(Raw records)
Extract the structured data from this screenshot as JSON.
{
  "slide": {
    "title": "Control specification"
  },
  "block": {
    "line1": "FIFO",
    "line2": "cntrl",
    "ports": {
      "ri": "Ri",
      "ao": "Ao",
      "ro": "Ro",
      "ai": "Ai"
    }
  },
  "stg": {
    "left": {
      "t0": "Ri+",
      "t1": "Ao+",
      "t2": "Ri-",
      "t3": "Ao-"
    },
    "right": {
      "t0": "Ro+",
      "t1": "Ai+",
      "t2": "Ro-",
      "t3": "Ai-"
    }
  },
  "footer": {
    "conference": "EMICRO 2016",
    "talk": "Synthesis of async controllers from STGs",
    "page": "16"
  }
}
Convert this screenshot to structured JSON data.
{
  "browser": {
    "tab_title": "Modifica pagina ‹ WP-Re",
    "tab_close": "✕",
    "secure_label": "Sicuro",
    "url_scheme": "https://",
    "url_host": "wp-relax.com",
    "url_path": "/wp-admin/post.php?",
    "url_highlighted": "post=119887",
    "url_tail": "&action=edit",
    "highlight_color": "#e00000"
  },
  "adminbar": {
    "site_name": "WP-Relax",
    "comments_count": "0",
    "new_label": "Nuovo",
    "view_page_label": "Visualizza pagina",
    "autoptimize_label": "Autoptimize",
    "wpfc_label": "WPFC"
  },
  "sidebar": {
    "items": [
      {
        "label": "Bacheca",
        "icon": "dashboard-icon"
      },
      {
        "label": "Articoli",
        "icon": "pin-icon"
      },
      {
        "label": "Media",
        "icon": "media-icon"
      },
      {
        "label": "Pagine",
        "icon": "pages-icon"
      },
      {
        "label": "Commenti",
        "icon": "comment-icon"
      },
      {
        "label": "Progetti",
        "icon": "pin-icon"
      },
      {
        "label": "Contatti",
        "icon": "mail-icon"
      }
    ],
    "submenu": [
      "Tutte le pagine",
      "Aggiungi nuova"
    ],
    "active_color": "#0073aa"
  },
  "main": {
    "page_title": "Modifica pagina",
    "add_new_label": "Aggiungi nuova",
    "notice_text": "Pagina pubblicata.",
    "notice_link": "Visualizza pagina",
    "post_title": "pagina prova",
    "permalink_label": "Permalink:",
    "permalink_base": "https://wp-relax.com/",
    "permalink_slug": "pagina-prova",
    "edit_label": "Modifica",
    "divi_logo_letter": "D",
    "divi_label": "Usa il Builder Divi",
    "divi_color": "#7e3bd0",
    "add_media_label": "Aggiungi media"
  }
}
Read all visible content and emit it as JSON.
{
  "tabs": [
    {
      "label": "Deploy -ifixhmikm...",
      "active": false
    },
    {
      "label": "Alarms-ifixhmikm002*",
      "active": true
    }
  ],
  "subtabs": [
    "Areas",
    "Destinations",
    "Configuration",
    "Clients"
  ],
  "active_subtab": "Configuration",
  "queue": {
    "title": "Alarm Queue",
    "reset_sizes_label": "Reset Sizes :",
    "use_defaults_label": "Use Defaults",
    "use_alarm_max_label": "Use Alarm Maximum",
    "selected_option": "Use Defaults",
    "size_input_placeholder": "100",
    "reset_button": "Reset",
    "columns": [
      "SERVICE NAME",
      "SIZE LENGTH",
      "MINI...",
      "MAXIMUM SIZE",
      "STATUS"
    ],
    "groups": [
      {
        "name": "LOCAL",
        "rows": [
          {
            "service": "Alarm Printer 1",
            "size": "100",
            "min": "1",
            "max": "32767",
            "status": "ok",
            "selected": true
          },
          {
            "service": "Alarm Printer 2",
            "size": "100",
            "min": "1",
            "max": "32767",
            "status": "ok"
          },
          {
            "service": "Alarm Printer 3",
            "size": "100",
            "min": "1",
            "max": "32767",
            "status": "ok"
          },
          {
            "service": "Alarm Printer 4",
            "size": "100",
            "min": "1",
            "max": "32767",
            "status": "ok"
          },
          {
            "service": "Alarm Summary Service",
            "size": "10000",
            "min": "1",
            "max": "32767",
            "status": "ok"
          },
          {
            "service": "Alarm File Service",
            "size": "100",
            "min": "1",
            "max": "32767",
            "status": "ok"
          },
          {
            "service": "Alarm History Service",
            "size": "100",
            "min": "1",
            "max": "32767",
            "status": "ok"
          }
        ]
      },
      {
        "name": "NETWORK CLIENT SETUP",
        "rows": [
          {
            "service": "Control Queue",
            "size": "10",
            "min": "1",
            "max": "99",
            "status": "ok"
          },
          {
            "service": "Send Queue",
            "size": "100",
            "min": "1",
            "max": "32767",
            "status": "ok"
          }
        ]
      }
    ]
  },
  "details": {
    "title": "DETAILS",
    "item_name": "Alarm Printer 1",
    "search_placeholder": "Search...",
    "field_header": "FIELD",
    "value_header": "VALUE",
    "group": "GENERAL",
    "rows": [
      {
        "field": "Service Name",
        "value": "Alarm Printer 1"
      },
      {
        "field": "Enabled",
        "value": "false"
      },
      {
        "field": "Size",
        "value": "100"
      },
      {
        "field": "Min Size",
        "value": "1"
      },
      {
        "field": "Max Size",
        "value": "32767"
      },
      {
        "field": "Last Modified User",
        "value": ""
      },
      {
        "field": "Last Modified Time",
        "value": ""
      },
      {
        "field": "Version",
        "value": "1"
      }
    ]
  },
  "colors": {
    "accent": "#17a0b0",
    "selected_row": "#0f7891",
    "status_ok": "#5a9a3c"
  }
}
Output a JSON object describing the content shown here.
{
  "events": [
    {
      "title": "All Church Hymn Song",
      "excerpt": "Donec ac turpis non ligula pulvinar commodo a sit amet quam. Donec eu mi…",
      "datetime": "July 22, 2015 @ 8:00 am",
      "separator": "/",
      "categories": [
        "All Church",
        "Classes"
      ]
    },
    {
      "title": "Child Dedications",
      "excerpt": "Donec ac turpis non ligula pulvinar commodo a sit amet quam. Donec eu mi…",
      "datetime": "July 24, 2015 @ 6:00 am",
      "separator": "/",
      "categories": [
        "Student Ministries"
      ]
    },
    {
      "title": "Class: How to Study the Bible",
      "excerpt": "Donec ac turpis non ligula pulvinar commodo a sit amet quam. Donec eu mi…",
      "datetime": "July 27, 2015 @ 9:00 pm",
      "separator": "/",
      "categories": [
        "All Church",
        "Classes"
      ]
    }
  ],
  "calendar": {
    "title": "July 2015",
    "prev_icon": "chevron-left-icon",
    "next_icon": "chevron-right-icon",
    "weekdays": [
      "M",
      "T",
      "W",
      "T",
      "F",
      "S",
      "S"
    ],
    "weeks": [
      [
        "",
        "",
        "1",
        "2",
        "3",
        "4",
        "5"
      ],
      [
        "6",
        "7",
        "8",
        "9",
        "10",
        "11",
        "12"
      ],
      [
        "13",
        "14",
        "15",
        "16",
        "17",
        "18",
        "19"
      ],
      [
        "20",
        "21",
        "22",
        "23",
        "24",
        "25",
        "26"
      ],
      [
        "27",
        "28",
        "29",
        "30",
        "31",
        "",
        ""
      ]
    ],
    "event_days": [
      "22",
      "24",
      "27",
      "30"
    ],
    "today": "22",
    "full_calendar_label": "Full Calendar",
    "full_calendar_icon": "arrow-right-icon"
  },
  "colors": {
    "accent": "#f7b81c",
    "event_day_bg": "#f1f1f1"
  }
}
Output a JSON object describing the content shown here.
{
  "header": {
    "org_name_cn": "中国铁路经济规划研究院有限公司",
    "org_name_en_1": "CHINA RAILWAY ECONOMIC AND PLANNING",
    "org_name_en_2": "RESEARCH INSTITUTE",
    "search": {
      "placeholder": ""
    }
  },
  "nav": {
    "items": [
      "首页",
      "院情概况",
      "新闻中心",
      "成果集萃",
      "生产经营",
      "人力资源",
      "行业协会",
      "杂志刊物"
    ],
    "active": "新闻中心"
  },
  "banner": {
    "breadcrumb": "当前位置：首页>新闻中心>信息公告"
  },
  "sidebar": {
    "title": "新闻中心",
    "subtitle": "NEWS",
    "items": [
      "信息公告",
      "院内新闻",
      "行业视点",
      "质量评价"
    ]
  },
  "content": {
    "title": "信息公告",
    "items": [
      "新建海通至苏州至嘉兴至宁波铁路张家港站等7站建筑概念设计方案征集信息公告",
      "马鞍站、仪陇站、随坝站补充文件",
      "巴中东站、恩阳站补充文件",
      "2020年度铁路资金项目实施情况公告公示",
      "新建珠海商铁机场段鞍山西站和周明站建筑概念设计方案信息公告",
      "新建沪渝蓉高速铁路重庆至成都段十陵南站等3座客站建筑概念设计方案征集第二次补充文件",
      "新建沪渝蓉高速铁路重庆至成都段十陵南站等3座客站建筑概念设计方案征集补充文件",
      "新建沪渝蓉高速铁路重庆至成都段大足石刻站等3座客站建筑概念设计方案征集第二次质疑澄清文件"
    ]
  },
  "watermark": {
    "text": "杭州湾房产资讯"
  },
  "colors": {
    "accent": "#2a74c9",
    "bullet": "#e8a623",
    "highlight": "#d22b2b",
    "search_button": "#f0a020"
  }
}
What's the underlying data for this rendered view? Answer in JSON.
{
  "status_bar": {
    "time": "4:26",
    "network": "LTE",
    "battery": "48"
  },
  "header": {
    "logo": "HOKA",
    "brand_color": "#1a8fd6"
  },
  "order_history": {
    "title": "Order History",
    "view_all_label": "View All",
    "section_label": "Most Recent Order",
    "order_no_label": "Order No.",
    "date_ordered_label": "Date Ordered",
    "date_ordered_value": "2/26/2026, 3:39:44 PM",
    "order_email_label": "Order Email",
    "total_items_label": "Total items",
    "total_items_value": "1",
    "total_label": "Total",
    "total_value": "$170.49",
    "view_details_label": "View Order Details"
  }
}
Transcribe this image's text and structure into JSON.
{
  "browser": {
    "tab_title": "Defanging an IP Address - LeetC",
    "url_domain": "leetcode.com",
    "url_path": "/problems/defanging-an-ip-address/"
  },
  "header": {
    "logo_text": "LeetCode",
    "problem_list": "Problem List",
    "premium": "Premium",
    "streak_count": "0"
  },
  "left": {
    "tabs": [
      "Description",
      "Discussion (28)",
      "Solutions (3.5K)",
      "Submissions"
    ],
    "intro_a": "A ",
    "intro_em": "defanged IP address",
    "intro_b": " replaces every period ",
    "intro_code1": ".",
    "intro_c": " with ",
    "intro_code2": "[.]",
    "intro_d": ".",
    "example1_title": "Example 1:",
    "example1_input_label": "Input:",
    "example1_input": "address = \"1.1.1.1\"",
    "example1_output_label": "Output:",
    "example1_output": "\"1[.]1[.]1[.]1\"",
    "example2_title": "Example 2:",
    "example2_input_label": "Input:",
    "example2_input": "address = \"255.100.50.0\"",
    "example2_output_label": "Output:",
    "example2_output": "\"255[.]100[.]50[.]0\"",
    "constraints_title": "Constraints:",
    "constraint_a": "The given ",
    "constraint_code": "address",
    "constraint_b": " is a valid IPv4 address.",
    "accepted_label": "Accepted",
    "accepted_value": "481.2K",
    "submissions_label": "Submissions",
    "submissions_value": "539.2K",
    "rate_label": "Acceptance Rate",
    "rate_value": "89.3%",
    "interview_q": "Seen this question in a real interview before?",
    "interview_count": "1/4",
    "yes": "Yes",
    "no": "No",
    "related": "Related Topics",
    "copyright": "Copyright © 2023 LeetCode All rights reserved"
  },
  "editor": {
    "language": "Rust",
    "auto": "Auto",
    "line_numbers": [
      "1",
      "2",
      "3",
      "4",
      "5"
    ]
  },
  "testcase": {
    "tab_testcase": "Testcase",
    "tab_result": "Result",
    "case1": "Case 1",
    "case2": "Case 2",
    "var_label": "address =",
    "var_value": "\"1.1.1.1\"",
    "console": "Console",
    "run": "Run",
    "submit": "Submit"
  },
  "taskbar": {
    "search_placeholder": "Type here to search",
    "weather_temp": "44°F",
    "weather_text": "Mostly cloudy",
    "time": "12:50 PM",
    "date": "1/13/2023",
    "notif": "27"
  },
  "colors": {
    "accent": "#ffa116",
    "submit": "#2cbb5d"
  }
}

▸ The task
Go through the records. Copy each line where "prova" appears.

▸ Finished task
    "post_title": "pagina prova",
    "permalink_slug": "pagina-prova",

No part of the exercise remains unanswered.